**Exercise details**:
Return the lines from the one with "What data was" through the one with "Transcribe this chart's", exactly as they appear and with no pictures.

**Data rows**:
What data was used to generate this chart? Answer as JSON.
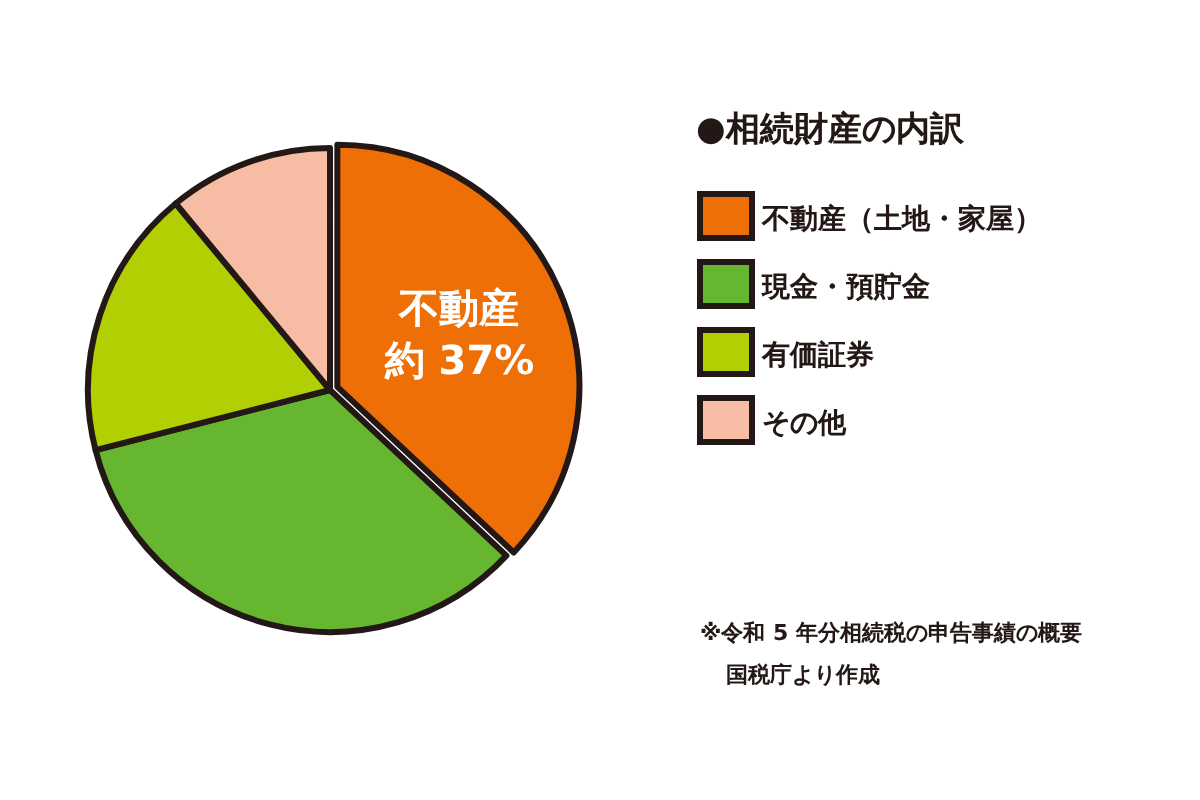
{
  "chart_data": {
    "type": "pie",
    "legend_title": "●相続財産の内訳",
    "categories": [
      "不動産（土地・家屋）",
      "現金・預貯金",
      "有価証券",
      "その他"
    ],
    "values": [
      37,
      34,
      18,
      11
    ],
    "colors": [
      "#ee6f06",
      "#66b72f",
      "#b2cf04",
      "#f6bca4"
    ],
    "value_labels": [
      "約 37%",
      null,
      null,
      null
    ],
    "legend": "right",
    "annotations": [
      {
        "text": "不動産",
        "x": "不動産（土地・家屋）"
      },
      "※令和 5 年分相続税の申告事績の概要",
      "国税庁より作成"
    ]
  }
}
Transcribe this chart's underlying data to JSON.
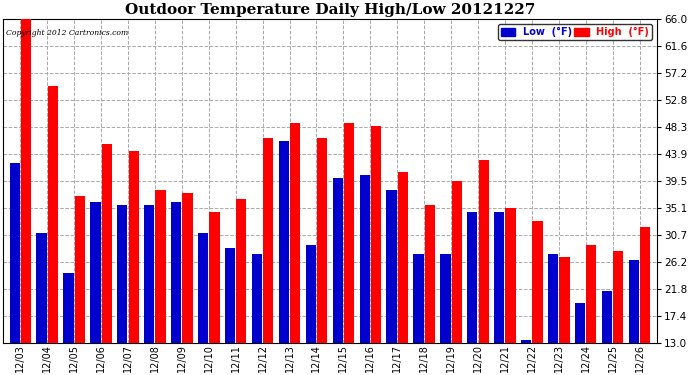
---
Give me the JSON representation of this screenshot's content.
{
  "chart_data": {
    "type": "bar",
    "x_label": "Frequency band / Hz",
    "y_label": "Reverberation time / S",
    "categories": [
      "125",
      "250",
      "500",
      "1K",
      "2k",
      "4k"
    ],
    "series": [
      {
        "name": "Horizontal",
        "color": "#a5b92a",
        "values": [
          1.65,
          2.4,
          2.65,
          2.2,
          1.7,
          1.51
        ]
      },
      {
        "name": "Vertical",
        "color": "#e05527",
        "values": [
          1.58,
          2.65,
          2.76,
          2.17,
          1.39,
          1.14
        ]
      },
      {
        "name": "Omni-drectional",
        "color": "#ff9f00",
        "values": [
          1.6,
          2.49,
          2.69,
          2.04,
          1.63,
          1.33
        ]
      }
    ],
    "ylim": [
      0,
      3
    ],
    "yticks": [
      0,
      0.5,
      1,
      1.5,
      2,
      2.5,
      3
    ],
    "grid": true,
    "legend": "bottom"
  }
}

**Result for this task**:
What data was used to generate this chart? Answer as JSON.
{
  "chart_data": {
    "type": "pie",
    "legend_title": "●相続財産の内訳",
    "categories": [
      "不動産（土地・家屋）",
      "現金・預貯金",
      "有価証券",
      "その他"
    ],
    "values": [
      37,
      34,
      18,
      11
    ],
    "colors": [
      "#ee6f06",
      "#66b72f",
      "#b2cf04",
      "#f6bca4"
    ],
    "value_labels": [
      "約 37%",
      null,
      null,
      null
    ],
    "legend": "right",
    "annotations": [
      {
        "text": "不動産",
        "x": "不動産（土地・家屋）"
      },
      "※令和 5 年分相続税の申告事績の概要",
      "国税庁より作成"
    ]
  }
}
Transcribe this chart's underlying data to JSON.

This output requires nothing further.